* start *
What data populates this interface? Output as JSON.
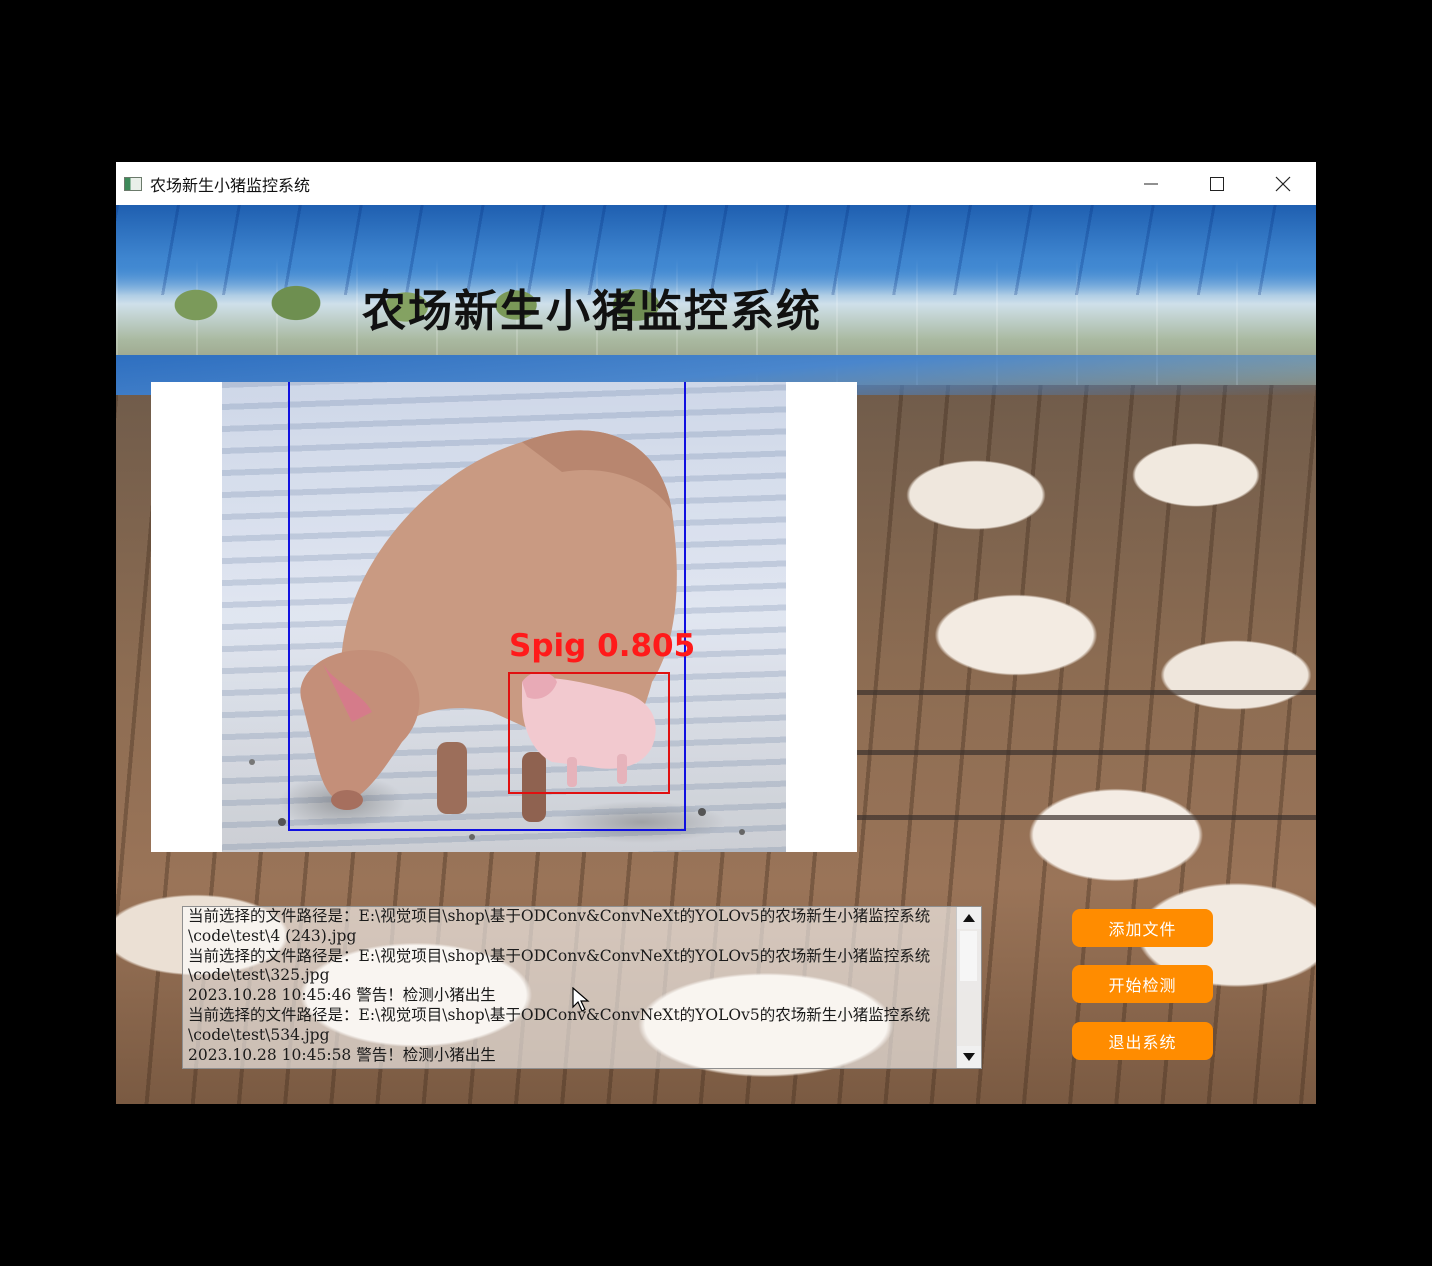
{
  "window": {
    "title": "农场新生小猪监控系统"
  },
  "header": {
    "title": "农场新生小猪监控系统"
  },
  "detection": {
    "label": "Spig 0.805",
    "box_colors": {
      "large": "#1010e0",
      "small": "#e01010"
    }
  },
  "log": {
    "lines": [
      "当前选择的文件路径是：E:\\视觉项目\\shop\\基于ODConv&ConvNeXt的YOLOv5的农场新生小猪监控系统",
      "\\code\\test\\4 (243).jpg",
      "当前选择的文件路径是：E:\\视觉项目\\shop\\基于ODConv&ConvNeXt的YOLOv5的农场新生小猪监控系统",
      "\\code\\test\\325.jpg",
      "2023.10.28 10:45:46 警告！检测小猪出生",
      "当前选择的文件路径是：E:\\视觉项目\\shop\\基于ODConv&ConvNeXt的YOLOv5的农场新生小猪监控系统",
      "\\code\\test\\534.jpg",
      "2023.10.28 10:45:58 警告！检测小猪出生"
    ]
  },
  "buttons": {
    "add_file": "添加文件",
    "start_detect": "开始检测",
    "exit": "退出系统"
  },
  "colors": {
    "button_bg": "#ff8c00",
    "button_text": "#ffffff"
  }
}
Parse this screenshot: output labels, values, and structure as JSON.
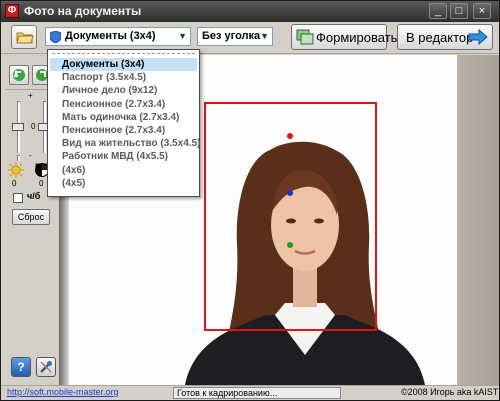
{
  "window": {
    "title": "Фото на документы",
    "app_icon_letter": "Ф"
  },
  "toolbar": {
    "document_combo_value": "Документы (3x4)",
    "corner_combo_value": "Без уголка",
    "form_button_label": "Формировать",
    "editor_button_label": "В редактор"
  },
  "dropdown": {
    "items": [
      "Документы (3x4)",
      "Паспорт (3.5x4.5)",
      "Личное дело (9x12)",
      "Пенсионное (2.7x3.4)",
      "Мать одиночка (2.7x3.4)",
      "Пенсионное (2.7x3.4)",
      "Вид на жительство (3.5x4.5)",
      "Работник МВД (4x5.5)",
      "(4x6)",
      "(4x5)"
    ],
    "selected_index": 0
  },
  "left_panel": {
    "plus_label": "+",
    "minus_label": "-",
    "slider_left_value": "0",
    "slider_right_value": "0",
    "brightness_value": "0",
    "contrast_value": "0",
    "bw_checkbox_label": "ч/б",
    "bw_checked": false,
    "reset_label": "Сброс"
  },
  "statusbar": {
    "link": "http://soft.mobile-master.org",
    "status": "Готов к кадрированию...",
    "copyright": "©2008 Игорь aka kAIST"
  },
  "colors": {
    "crop_frame": "#e01414",
    "selected_item": "#c5dff5",
    "marker_top": "#e01414",
    "marker_eyes": "#1a2fd0",
    "marker_chin": "#1aa020"
  }
}
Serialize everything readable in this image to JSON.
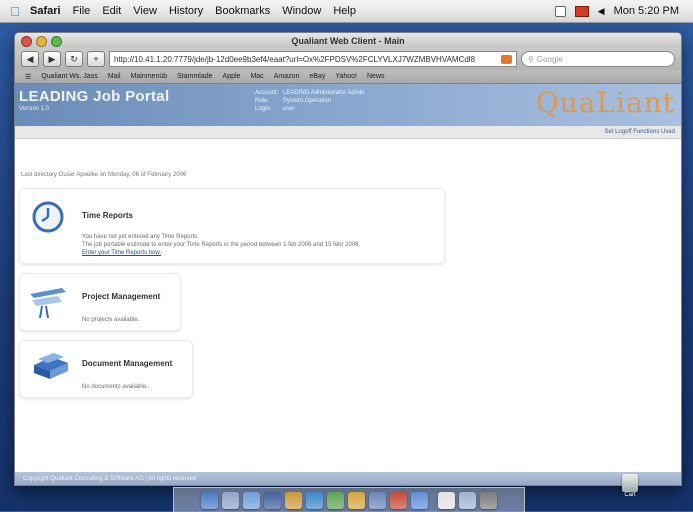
{
  "menubar": {
    "app": "Safari",
    "items": [
      "File",
      "Edit",
      "View",
      "History",
      "Bookmarks",
      "Window",
      "Help"
    ],
    "clock": "Mon 5:20 PM"
  },
  "window": {
    "title": "Qualiant Web Client - Main",
    "url": "http://10.41.1.20:7779/jde/jb-12d0ee9b3ef4/eaat?url=Ox%2FPDSV%2FCLYVLXJ7WZMBVHVAMCdl8",
    "search_placeholder": "Google",
    "bookmarks": [
      "Qualiant Ws. Jass",
      "Mail",
      "Mainmenüb",
      "Stammlade",
      "Apple",
      "Mac",
      "Amazon",
      "eBay",
      "Yahoo!",
      "News"
    ]
  },
  "header": {
    "title": "LEADING Job Portal",
    "version": "Version 1.0",
    "user_rows": [
      {
        "label": "Account:",
        "value": "LEADING Administrator Admin"
      },
      {
        "label": "Role:",
        "value": "System Operation"
      },
      {
        "label": "Login:",
        "value": "user"
      }
    ],
    "brand": "QuaLiant",
    "links": "Set Logoff Functions Used"
  },
  "welcome": "Last directory Ouser Apoolke on Monday, 06 of February 2006",
  "cards": {
    "time": {
      "title": "Time Reports",
      "line1": "You have not yet entered any Time Reports.",
      "line2": "The job portable estimate to enter your Time Reports in the period between 1 feb 2006 and 15 febr 2006.",
      "link": "Enter your Time Reports now."
    },
    "project": {
      "title": "Project Management",
      "text": "No projects available."
    },
    "document": {
      "title": "Document Management",
      "text": "No documents available."
    }
  },
  "statusbar": "Copyright Qualiant Consulting & Software AG | All rights reserved",
  "dock": {
    "icons": [
      "#4b79c4",
      "#8fa4c8",
      "#6f9edc",
      "#3e5f9a",
      "#c79a3a",
      "#3c87c9",
      "#5fa352",
      "#d4a63b",
      "#6a86b8",
      "#c34a3a",
      "#5d8ed6",
      "#e2e2e2",
      "#9fb4d0",
      "#7b7b7b"
    ],
    "trash_label": "Cart"
  }
}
* end *
_Your task_
Beginning with the line containing "Serialize everything readable" and ending with the last line of the material, output each line exactly; do not include pictures.

_Written answer_
Serialize everything readable in this image to JSON.
{
  "menubar": {
    "app": "Safari",
    "items": [
      "File",
      "Edit",
      "View",
      "History",
      "Bookmarks",
      "Window",
      "Help"
    ],
    "clock": "Mon 5:20 PM"
  },
  "window": {
    "title": "Qualiant Web Client - Main",
    "url": "http://10.41.1.20:7779/jde/jb-12d0ee9b3ef4/eaat?url=Ox%2FPDSV%2FCLYVLXJ7WZMBVHVAMCdl8",
    "search_placeholder": "Google",
    "bookmarks": [
      "Qualiant Ws. Jass",
      "Mail",
      "Mainmenüb",
      "Stammlade",
      "Apple",
      "Mac",
      "Amazon",
      "eBay",
      "Yahoo!",
      "News"
    ]
  },
  "header": {
    "title": "LEADING Job Portal",
    "version": "Version 1.0",
    "user_rows": [
      {
        "label": "Account:",
        "value": "LEADING Administrator Admin"
      },
      {
        "label": "Role:",
        "value": "System Operation"
      },
      {
        "label": "Login:",
        "value": "user"
      }
    ],
    "brand": "QuaLiant",
    "links": "Set Logoff Functions Used"
  },
  "welcome": "Last directory Ouser Apoolke on Monday, 06 of February 2006",
  "cards": {
    "time": {
      "title": "Time Reports",
      "line1": "You have not yet entered any Time Reports.",
      "line2": "The job portable estimate to enter your Time Reports in the period between 1 feb 2006 and 15 febr 2006.",
      "link": "Enter your Time Reports now."
    },
    "project": {
      "title": "Project Management",
      "text": "No projects available."
    },
    "document": {
      "title": "Document Management",
      "text": "No documents available."
    }
  },
  "statusbar": "Copyright Qualiant Consulting & Software AG | All rights reserved",
  "dock": {
    "icons": [
      "#4b79c4",
      "#8fa4c8",
      "#6f9edc",
      "#3e5f9a",
      "#c79a3a",
      "#3c87c9",
      "#5fa352",
      "#d4a63b",
      "#6a86b8",
      "#c34a3a",
      "#5d8ed6",
      "#e2e2e2",
      "#9fb4d0",
      "#7b7b7b"
    ],
    "trash_label": "Cart"
  }
}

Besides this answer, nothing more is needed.